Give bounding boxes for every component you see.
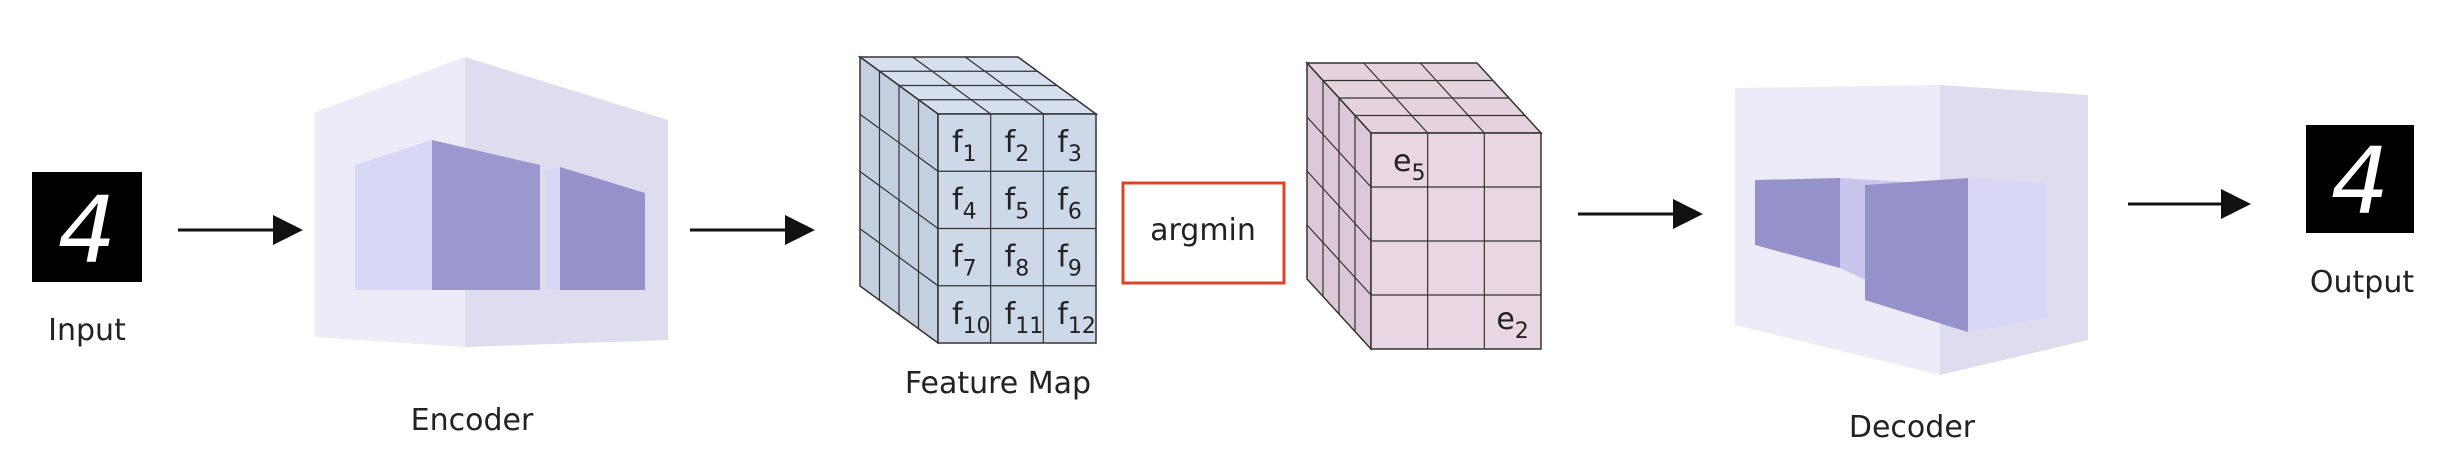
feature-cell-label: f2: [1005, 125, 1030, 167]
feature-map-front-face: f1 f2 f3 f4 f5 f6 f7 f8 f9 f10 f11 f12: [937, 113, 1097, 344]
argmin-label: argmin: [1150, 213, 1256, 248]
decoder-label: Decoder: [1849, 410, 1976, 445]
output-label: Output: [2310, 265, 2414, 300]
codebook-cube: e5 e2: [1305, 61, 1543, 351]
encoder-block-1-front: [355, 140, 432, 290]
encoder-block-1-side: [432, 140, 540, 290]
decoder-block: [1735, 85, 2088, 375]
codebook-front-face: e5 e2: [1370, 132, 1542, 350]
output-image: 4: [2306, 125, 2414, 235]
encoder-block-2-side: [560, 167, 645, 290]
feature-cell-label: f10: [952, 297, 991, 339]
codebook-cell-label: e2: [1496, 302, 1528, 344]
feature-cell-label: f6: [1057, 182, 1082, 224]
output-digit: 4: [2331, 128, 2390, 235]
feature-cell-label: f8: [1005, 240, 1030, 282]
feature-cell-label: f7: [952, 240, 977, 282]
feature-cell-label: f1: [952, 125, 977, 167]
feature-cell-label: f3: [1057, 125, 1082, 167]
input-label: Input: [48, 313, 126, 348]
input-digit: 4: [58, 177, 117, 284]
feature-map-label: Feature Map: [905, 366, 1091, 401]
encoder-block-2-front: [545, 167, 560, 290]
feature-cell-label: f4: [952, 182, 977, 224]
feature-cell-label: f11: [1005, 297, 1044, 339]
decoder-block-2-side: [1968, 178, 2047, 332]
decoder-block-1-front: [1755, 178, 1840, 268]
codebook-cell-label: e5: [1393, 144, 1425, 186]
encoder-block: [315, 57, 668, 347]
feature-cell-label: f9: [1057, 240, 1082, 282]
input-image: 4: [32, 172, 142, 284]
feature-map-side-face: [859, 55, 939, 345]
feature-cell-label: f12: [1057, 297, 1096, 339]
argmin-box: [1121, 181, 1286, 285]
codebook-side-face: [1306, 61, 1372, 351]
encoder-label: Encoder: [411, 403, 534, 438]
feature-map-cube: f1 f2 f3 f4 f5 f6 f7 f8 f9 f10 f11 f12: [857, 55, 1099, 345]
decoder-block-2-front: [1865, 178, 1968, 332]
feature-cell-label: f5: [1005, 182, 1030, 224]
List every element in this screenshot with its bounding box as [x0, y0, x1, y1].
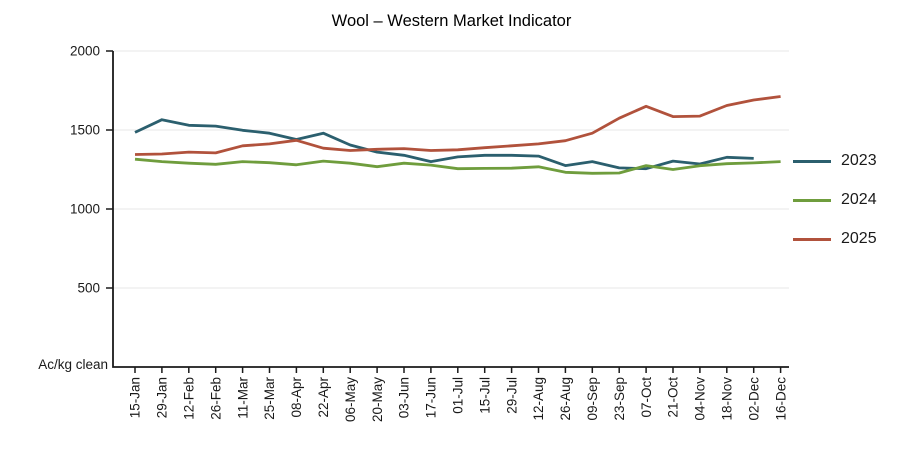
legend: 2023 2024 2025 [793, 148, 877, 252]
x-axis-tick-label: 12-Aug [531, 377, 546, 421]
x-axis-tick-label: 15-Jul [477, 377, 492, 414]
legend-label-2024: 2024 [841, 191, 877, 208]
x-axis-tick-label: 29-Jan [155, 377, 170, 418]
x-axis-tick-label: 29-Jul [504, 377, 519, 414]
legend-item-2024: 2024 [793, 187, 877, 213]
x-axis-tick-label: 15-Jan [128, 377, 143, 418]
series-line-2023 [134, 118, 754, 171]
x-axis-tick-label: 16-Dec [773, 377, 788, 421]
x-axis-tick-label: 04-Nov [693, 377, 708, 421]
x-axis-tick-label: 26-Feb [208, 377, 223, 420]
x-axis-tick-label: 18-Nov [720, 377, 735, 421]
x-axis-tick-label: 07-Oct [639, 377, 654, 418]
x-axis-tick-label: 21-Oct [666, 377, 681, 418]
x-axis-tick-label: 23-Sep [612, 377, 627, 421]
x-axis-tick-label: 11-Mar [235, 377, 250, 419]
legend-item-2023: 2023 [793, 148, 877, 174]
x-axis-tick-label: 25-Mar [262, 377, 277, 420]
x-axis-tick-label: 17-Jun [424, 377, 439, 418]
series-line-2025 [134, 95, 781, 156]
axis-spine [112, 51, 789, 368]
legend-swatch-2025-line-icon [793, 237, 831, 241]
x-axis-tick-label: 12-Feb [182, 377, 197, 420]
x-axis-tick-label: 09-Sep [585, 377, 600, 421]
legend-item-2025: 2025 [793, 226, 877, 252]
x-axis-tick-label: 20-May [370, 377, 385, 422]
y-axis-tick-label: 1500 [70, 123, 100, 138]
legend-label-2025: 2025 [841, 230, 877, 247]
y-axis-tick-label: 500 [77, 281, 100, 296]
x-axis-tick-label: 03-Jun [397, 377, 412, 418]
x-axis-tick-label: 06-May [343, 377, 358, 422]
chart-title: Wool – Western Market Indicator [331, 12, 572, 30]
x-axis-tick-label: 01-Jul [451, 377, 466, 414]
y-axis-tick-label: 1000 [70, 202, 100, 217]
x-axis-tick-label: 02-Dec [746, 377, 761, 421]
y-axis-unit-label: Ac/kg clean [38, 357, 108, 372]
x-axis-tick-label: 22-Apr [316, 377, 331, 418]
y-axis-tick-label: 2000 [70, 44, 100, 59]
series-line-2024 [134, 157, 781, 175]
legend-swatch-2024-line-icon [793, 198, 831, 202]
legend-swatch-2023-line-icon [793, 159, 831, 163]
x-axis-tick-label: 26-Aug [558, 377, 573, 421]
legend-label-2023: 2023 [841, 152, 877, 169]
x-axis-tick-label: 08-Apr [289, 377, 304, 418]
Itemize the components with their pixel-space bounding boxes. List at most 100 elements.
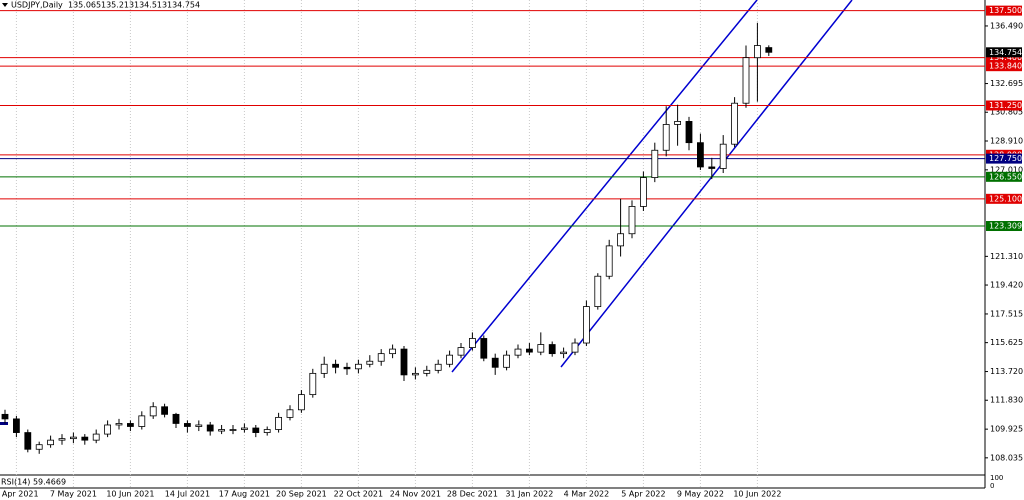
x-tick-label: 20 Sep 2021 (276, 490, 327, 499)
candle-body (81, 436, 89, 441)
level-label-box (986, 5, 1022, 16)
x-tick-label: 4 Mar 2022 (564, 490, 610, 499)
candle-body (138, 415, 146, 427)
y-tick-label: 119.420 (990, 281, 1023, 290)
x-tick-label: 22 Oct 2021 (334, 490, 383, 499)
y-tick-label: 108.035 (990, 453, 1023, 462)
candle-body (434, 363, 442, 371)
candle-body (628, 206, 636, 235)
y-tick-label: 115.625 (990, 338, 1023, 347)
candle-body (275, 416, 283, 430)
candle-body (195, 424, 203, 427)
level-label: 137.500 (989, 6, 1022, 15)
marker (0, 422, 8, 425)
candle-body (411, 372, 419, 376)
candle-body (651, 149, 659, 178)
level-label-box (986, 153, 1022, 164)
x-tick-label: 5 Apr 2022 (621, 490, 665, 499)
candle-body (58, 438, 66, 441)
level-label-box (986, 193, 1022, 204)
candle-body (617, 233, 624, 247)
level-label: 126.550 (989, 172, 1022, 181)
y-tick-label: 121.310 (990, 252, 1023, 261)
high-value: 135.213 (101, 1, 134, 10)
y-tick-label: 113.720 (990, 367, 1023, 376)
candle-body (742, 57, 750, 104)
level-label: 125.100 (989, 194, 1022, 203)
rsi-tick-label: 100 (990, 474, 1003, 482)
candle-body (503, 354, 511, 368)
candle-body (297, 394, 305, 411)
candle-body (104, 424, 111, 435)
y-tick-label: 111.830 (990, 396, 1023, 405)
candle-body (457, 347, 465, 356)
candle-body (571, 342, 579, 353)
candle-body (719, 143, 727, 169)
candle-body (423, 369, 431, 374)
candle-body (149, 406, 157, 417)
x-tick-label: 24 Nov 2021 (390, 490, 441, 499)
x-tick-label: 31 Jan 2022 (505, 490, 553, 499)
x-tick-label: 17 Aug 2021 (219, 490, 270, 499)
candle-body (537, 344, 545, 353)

**WRITTEN PROBLEM:**
Reproduce all of the lines above verbatim, leaving out the pictures.

**CORRECT RESULT:**
Give bounding boxes for every component you see.
feature-cell-label: f2: [1005, 125, 1030, 167]
feature-map-front-face: f1 f2 f3 f4 f5 f6 f7 f8 f9 f10 f11 f12: [937, 113, 1097, 344]
argmin-label: argmin: [1150, 213, 1256, 248]
decoder-label: Decoder: [1849, 410, 1976, 445]
output-label: Output: [2310, 265, 2414, 300]
codebook-cube: e5 e2: [1305, 61, 1543, 351]
encoder-block-1-front: [355, 140, 432, 290]
encoder-block-1-side: [432, 140, 540, 290]
decoder-block: [1735, 85, 2088, 375]
codebook-front-face: e5 e2: [1370, 132, 1542, 350]
output-image: 4: [2306, 125, 2414, 235]
encoder-block-2-side: [560, 167, 645, 290]
feature-cell-label: f10: [952, 297, 991, 339]
codebook-cell-label: e2: [1496, 302, 1528, 344]
feature-cell-label: f6: [1057, 182, 1082, 224]
output-digit: 4: [2331, 128, 2390, 235]
feature-cell-label: f8: [1005, 240, 1030, 282]
feature-cell-label: f7: [952, 240, 977, 282]
feature-cell-label: f1: [952, 125, 977, 167]
feature-cell-label: f3: [1057, 125, 1082, 167]
input-label: Input: [48, 313, 126, 348]
input-digit: 4: [58, 177, 117, 284]
feature-map-label: Feature Map: [905, 366, 1091, 401]
encoder-block-2-front: [545, 167, 560, 290]
feature-cell-label: f4: [952, 182, 977, 224]
feature-cell-label: f11: [1005, 297, 1044, 339]
decoder-block-2-side: [1968, 178, 2047, 332]
decoder-block-1-front: [1755, 178, 1840, 268]
codebook-cell-label: e5: [1393, 144, 1425, 186]
encoder-block: [315, 57, 668, 347]
feature-cell-label: f9: [1057, 240, 1082, 282]
input-image: 4: [32, 172, 142, 284]
feature-map-side-face: [859, 55, 939, 345]
feature-cell-label: f12: [1057, 297, 1096, 339]
argmin-box: [1121, 181, 1286, 285]
codebook-side-face: [1306, 61, 1372, 351]
encoder-label: Encoder: [411, 403, 534, 438]
feature-map-cube: f1 f2 f3 f4 f5 f6 f7 f8 f9 f10 f11 f12: [857, 55, 1099, 345]
decoder-block-2-front: [1865, 178, 1968, 332]
feature-cell-label: f5: [1005, 182, 1030, 224]
List every element in this screenshot with its bounding box as [x0, y0, x1, y1].
legend: 2023 2024 2025 [793, 148, 877, 252]
x-axis-tick-label: 12-Aug [531, 377, 546, 421]
x-axis-tick-label: 15-Jul [477, 377, 492, 414]
legend-label-2024: 2024 [841, 191, 877, 208]
x-axis-tick-label: 29-Jan [155, 377, 170, 418]
x-axis-tick-label: 29-Jul [504, 377, 519, 414]
legend-item-2024: 2024 [793, 187, 877, 213]
x-axis-tick-label: 15-Jan [128, 377, 143, 418]
series-line-2023 [134, 118, 754, 171]
x-axis-tick-label: 16-Dec [773, 377, 788, 421]
x-axis-tick-label: 04-Nov [693, 377, 708, 421]
x-axis-tick-label: 26-Feb [208, 377, 223, 420]
x-axis-tick-label: 18-Nov [720, 377, 735, 421]
x-axis-tick-label: 07-Oct [639, 377, 654, 418]
x-axis-tick-label: 21-Oct [666, 377, 681, 418]
x-axis-tick-label: 23-Sep [612, 377, 627, 421]
x-axis-tick-label: 11-Mar [235, 377, 250, 419]
legend-item-2023: 2023 [793, 148, 877, 174]
x-axis-tick-label: 25-Mar [262, 377, 277, 420]
x-axis-tick-label: 17-Jun [424, 377, 439, 418]
series-line-2025 [134, 95, 781, 156]
axis-spine [112, 51, 789, 368]
legend-swatch-2025-line-icon [793, 237, 831, 241]
x-axis-tick-label: 12-Feb [182, 377, 197, 420]
x-axis-tick-label: 09-Sep [585, 377, 600, 421]
legend-item-2025: 2025 [793, 226, 877, 252]
x-axis-tick-label: 20-May [370, 377, 385, 422]
y-axis-tick-label: 1500 [70, 123, 100, 138]
legend-label-2025: 2025 [841, 230, 877, 247]
y-axis-tick-label: 500 [77, 281, 100, 296]
x-axis-tick-label: 03-Jun [397, 377, 412, 418]
x-axis-tick-label: 06-May [343, 377, 358, 422]
chart-title: Wool – Western Market Indicator [331, 12, 572, 30]
x-axis-tick-label: 01-Jul [451, 377, 466, 414]
y-axis-tick-label: 1000 [70, 202, 100, 217]
x-axis-tick-label: 02-Dec [746, 377, 761, 421]
y-axis-unit-label: Ac/kg clean [38, 357, 108, 372]
x-axis-tick-label: 22-Apr [316, 377, 331, 418]
y-axis-tick-label: 2000 [70, 44, 100, 59]
series-line-2024 [134, 157, 781, 175]
legend-swatch-2024-line-icon [793, 198, 831, 202]
legend-swatch-2023-line-icon [793, 159, 831, 163]
x-axis-tick-label: 26-Aug [558, 377, 573, 421]
legend-label-2023: 2023 [841, 152, 877, 169]
x-axis-tick-label: 08-Apr [289, 377, 304, 418]
Itemize the components with their pixel-space bounding boxes. List at most 100 elements.
x-tick-label: 20 Sep 2021 (276, 490, 327, 499)
candle-body (81, 436, 89, 441)
level-label-box (986, 5, 1022, 16)
x-tick-label: 4 Mar 2022 (564, 490, 610, 499)
candle-body (138, 415, 146, 427)
y-tick-label: 119.420 (990, 281, 1023, 290)
x-tick-label: 22 Oct 2021 (334, 490, 383, 499)
y-tick-label: 108.035 (990, 453, 1023, 462)
candle-body (434, 363, 442, 371)
candle-body (628, 206, 636, 235)
y-tick-label: 115.625 (990, 338, 1023, 347)
candle-body (275, 416, 283, 430)
candle-body (195, 424, 203, 427)
level-label: 137.500 (989, 6, 1022, 15)
marker (0, 422, 8, 425)
candle-body (411, 372, 419, 376)
candle-body (651, 149, 659, 178)
level-label-box (986, 153, 1022, 164)
x-tick-label: 5 Apr 2022 (621, 490, 665, 499)
candle-body (58, 438, 66, 441)
level-label-box (986, 193, 1022, 204)
candle-body (617, 233, 624, 247)
level-label: 126.550 (989, 172, 1022, 181)
y-tick-label: 121.310 (990, 252, 1023, 261)
high-value: 135.213 (101, 1, 134, 10)
y-tick-label: 113.720 (990, 367, 1023, 376)
candle-body (742, 57, 750, 104)
level-label: 125.100 (989, 194, 1022, 203)
rsi-tick-label: 100 (990, 474, 1003, 482)
candle-body (503, 354, 511, 368)
candle-body (297, 394, 305, 411)
candle-body (104, 424, 111, 435)
y-tick-label: 111.830 (990, 396, 1023, 405)
candle-body (457, 347, 465, 356)
candle-body (571, 342, 579, 353)
candle-body (719, 143, 727, 169)
candle-body (423, 369, 431, 374)
candle-body (149, 406, 157, 417)
x-tick-label: 24 Nov 2021 (390, 490, 441, 499)
x-tick-label: 31 Jan 2022 (505, 490, 553, 499)
x-tick-label: 17 Aug 2021 (219, 490, 270, 499)
candle-body (537, 344, 545, 353)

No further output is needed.